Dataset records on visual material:
--- Begin ---
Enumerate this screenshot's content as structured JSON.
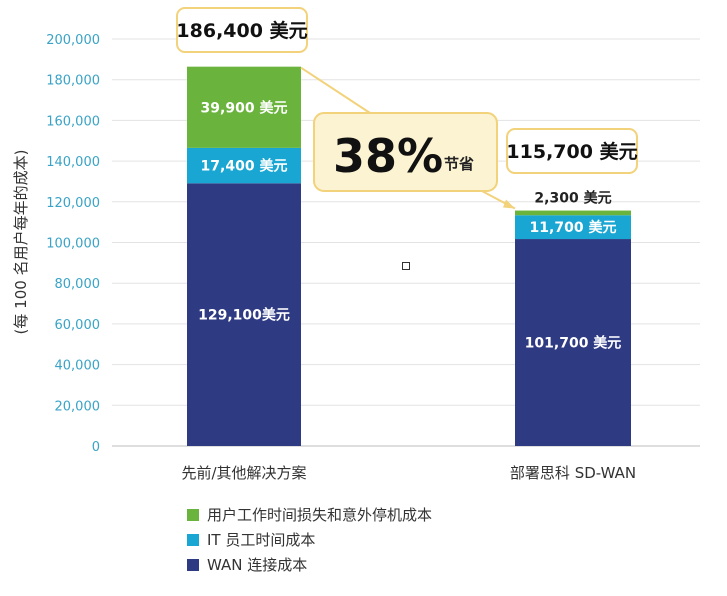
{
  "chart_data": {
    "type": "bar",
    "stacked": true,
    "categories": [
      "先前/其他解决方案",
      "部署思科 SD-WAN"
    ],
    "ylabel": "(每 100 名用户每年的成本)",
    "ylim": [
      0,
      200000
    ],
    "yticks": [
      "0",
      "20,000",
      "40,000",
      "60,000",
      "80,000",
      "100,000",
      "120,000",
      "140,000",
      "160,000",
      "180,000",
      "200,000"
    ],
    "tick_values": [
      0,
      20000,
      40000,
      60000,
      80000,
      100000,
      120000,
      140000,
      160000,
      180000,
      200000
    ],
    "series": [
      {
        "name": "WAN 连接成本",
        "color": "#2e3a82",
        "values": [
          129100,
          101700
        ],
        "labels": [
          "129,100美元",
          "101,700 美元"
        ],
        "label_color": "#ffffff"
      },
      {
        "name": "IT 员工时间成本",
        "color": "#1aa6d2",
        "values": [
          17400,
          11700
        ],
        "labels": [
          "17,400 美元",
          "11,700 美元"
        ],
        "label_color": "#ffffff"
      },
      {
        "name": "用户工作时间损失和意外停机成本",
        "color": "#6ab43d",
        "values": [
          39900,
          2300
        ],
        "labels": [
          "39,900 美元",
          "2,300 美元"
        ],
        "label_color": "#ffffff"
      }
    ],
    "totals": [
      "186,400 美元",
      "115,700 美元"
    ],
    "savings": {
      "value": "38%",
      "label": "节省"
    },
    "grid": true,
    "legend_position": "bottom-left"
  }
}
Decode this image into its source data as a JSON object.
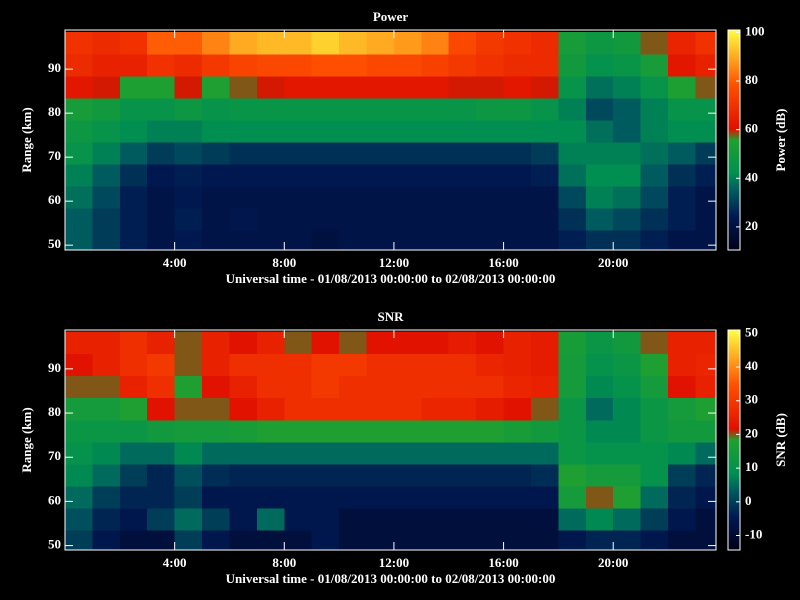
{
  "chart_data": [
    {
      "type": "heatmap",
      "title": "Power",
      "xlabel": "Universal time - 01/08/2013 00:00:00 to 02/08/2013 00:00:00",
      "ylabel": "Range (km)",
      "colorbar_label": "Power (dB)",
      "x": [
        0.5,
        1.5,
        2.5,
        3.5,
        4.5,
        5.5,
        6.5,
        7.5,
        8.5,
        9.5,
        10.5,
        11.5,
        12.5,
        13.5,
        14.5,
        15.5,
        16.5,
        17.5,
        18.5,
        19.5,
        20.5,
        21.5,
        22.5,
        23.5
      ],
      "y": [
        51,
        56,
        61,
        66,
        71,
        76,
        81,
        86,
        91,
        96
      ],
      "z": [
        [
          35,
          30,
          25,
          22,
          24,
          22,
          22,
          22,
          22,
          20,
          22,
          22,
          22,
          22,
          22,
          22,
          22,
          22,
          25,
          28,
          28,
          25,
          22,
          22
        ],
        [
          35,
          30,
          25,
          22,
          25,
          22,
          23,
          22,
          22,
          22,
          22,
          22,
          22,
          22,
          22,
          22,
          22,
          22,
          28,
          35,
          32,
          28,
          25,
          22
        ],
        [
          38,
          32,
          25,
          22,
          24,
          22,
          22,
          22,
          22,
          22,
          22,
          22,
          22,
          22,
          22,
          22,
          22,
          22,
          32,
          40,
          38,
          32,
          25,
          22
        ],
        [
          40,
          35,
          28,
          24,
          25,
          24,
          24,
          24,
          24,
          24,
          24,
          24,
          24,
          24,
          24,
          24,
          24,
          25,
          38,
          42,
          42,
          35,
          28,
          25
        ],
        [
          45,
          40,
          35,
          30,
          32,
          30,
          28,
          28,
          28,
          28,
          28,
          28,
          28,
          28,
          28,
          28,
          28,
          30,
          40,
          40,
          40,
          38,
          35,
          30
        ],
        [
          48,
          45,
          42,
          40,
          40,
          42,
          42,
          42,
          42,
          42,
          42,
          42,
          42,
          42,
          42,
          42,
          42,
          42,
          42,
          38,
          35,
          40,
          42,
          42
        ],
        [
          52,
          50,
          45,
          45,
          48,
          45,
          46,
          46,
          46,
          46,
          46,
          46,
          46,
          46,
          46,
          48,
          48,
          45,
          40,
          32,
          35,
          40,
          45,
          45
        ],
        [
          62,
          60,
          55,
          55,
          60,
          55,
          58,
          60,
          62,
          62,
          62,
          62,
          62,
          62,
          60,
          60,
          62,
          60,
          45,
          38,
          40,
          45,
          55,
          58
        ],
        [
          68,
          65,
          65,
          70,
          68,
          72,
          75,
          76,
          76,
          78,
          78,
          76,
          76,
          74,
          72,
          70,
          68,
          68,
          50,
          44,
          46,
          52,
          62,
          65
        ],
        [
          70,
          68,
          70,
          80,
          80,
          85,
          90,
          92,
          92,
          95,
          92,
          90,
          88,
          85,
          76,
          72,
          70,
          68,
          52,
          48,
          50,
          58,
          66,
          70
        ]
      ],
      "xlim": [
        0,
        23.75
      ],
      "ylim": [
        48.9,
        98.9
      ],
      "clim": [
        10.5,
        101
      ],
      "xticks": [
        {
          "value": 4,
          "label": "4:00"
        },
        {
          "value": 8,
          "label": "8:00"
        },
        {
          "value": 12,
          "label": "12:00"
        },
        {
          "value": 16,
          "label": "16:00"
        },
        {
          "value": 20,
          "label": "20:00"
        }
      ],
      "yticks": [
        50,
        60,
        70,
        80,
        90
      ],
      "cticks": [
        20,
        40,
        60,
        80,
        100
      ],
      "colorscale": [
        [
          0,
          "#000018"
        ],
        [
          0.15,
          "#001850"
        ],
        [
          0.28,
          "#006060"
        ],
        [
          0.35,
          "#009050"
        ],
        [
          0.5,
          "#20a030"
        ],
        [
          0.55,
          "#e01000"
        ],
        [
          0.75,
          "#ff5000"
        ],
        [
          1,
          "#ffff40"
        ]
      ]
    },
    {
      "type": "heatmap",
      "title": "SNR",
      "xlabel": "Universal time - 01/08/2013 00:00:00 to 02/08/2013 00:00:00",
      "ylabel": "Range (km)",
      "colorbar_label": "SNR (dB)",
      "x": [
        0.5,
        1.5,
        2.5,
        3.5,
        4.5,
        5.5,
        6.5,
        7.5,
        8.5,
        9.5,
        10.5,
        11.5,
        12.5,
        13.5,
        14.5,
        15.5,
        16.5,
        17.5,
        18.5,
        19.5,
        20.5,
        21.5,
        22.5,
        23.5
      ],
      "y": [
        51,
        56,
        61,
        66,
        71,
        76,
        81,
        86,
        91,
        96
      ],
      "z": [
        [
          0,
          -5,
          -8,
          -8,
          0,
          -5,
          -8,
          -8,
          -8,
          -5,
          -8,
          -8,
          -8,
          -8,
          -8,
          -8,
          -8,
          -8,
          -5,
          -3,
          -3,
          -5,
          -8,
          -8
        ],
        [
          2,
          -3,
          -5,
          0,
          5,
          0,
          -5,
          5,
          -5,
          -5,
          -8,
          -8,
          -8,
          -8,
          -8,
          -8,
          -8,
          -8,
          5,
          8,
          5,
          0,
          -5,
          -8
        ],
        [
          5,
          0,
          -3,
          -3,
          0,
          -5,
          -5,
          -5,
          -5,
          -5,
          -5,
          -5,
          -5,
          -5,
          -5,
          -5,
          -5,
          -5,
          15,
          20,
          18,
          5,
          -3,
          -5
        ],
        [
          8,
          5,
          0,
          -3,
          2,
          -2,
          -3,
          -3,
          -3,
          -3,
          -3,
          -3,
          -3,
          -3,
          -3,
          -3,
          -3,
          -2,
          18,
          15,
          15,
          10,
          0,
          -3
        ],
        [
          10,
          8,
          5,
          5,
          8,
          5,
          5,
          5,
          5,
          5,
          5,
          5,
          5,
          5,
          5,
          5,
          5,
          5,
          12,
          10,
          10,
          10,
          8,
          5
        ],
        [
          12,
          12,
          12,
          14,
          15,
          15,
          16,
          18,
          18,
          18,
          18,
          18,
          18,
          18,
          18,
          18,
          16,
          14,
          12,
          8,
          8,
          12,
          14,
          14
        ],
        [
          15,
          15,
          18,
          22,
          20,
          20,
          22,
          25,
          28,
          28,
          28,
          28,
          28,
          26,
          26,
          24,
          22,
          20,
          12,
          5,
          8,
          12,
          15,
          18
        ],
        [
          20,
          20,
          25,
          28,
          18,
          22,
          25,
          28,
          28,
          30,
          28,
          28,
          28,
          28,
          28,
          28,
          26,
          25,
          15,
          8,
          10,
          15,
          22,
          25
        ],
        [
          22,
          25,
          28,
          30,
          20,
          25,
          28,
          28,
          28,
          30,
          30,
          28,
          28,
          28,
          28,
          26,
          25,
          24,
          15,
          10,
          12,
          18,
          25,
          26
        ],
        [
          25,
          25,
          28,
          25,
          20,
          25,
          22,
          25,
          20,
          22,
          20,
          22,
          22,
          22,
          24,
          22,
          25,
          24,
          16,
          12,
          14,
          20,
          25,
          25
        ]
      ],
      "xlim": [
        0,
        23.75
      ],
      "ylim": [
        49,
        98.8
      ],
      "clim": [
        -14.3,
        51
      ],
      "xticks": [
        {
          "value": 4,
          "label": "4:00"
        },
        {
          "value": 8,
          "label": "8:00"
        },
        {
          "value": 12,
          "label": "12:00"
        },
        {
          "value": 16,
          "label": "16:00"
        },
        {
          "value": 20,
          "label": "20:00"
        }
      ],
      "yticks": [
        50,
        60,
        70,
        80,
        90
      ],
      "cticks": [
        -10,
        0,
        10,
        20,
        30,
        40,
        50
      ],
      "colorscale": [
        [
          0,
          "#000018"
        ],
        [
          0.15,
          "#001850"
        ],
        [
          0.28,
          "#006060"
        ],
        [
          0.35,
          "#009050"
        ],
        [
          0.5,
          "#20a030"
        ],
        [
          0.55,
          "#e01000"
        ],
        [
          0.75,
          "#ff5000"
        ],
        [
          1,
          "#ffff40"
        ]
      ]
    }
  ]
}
--- End ---
Set exercise →
Report each line in the data that holds the word "this".

The completed task →
Enumerate this screenshot's content as structured JSON.
Decode this image into its source data as a JSON object.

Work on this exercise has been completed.